操作说明 »
将下面的全部数据行逐字照抄，不改动也不遗漏任何一行。

====== 已存数据行 ======

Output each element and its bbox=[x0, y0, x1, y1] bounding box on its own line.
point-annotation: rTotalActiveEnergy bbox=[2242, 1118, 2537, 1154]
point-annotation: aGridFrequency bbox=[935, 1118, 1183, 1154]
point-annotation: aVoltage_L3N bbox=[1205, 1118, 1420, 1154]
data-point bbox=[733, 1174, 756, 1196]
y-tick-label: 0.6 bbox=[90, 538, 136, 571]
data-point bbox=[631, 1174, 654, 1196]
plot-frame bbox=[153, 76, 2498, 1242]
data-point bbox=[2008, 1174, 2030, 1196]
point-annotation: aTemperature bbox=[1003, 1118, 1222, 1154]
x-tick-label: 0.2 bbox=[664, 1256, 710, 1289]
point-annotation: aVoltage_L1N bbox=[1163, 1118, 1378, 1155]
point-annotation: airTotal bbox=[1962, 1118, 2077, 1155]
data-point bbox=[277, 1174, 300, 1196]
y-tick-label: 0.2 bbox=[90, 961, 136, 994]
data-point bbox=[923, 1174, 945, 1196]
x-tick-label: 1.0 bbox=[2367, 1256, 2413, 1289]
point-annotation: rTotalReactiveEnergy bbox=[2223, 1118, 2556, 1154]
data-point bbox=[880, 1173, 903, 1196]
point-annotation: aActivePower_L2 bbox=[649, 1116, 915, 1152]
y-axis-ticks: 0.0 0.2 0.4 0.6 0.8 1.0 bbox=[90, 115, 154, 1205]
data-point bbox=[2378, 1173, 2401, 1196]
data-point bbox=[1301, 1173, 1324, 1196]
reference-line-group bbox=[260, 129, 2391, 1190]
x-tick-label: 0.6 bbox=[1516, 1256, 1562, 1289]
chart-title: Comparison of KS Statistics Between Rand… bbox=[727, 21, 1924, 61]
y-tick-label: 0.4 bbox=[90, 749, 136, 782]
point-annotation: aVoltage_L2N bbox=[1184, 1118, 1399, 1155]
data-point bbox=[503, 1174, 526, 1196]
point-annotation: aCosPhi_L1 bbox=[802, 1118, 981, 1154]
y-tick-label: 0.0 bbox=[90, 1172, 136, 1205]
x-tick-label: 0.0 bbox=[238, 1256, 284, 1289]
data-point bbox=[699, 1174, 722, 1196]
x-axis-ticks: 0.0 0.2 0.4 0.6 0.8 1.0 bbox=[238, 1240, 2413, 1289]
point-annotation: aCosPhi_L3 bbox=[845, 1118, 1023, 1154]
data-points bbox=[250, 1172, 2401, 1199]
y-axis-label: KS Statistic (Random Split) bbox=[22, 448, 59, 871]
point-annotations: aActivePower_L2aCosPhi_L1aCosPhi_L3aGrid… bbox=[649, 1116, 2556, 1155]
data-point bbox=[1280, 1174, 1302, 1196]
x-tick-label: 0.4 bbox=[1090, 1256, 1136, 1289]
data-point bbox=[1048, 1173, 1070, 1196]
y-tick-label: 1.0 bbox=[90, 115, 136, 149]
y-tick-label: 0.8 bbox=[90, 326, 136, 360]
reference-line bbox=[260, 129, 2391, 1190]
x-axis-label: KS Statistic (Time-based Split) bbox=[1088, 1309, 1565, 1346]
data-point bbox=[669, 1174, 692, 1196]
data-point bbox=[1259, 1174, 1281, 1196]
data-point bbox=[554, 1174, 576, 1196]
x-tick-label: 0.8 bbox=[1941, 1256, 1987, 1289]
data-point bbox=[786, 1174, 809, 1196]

======

完成结果 »
Output each element and its bbox=[x0, y0, x1, y1] bounding box on its own line.
point-annotation: rTotalActiveEnergy bbox=[2242, 1118, 2537, 1154]
point-annotation: aGridFrequency bbox=[935, 1118, 1183, 1154]
point-annotation: aVoltage_L3N bbox=[1205, 1118, 1420, 1154]
data-point bbox=[733, 1174, 756, 1196]
y-tick-label: 0.6 bbox=[90, 538, 136, 571]
data-point bbox=[631, 1174, 654, 1196]
plot-frame bbox=[153, 76, 2498, 1242]
data-point bbox=[2008, 1174, 2030, 1196]
point-annotation: aTemperature bbox=[1003, 1118, 1222, 1154]
x-tick-label: 0.2 bbox=[664, 1256, 710, 1289]
point-annotation: aVoltage_L1N bbox=[1163, 1118, 1378, 1155]
point-annotation: airTotal bbox=[1962, 1118, 2077, 1155]
data-point bbox=[277, 1174, 300, 1196]
y-tick-label: 0.2 bbox=[90, 961, 136, 994]
data-point bbox=[923, 1174, 945, 1196]
x-tick-label: 1.0 bbox=[2367, 1256, 2413, 1289]
point-annotation: rTotalReactiveEnergy bbox=[2223, 1118, 2556, 1154]
data-point bbox=[880, 1173, 903, 1196]
point-annotation: aActivePower_L2 bbox=[649, 1116, 915, 1152]
y-axis-ticks: 0.0 0.2 0.4 0.6 0.8 1.0 bbox=[90, 115, 154, 1205]
data-point bbox=[2378, 1173, 2401, 1196]
data-point bbox=[1301, 1173, 1324, 1196]
reference-line-group bbox=[260, 129, 2391, 1190]
x-tick-label: 0.6 bbox=[1516, 1256, 1562, 1289]
chart-title: Comparison of KS Statistics Between Rand… bbox=[727, 21, 1924, 61]
y-tick-label: 0.4 bbox=[90, 749, 136, 782]
point-annotation: aVoltage_L2N bbox=[1184, 1118, 1399, 1155]
data-point bbox=[503, 1174, 526, 1196]
point-annotation: aCosPhi_L1 bbox=[802, 1118, 981, 1154]
y-tick-label: 0.0 bbox=[90, 1172, 136, 1205]
x-tick-label: 0.0 bbox=[238, 1256, 284, 1289]
data-point bbox=[699, 1174, 722, 1196]
x-axis-ticks: 0.0 0.2 0.4 0.6 0.8 1.0 bbox=[238, 1240, 2413, 1289]
point-annotation: aCosPhi_L3 bbox=[845, 1118, 1023, 1154]
data-points bbox=[250, 1172, 2401, 1199]
y-axis-label: KS Statistic (Random Split) bbox=[22, 448, 59, 871]
point-annotations: aActivePower_L2aCosPhi_L1aCosPhi_L3aGrid… bbox=[649, 1116, 2556, 1155]
data-point bbox=[1280, 1174, 1302, 1196]
x-tick-label: 0.4 bbox=[1090, 1256, 1136, 1289]
data-point bbox=[1048, 1173, 1070, 1196]
y-tick-label: 1.0 bbox=[90, 115, 136, 149]
y-tick-label: 0.8 bbox=[90, 326, 136, 360]
reference-line bbox=[260, 129, 2391, 1190]
x-axis-label: KS Statistic (Time-based Split) bbox=[1088, 1309, 1565, 1346]
data-point bbox=[669, 1174, 692, 1196]
data-point bbox=[1259, 1174, 1281, 1196]
data-point bbox=[554, 1174, 576, 1196]
x-tick-label: 0.8 bbox=[1941, 1256, 1987, 1289]
data-point bbox=[786, 1174, 809, 1196]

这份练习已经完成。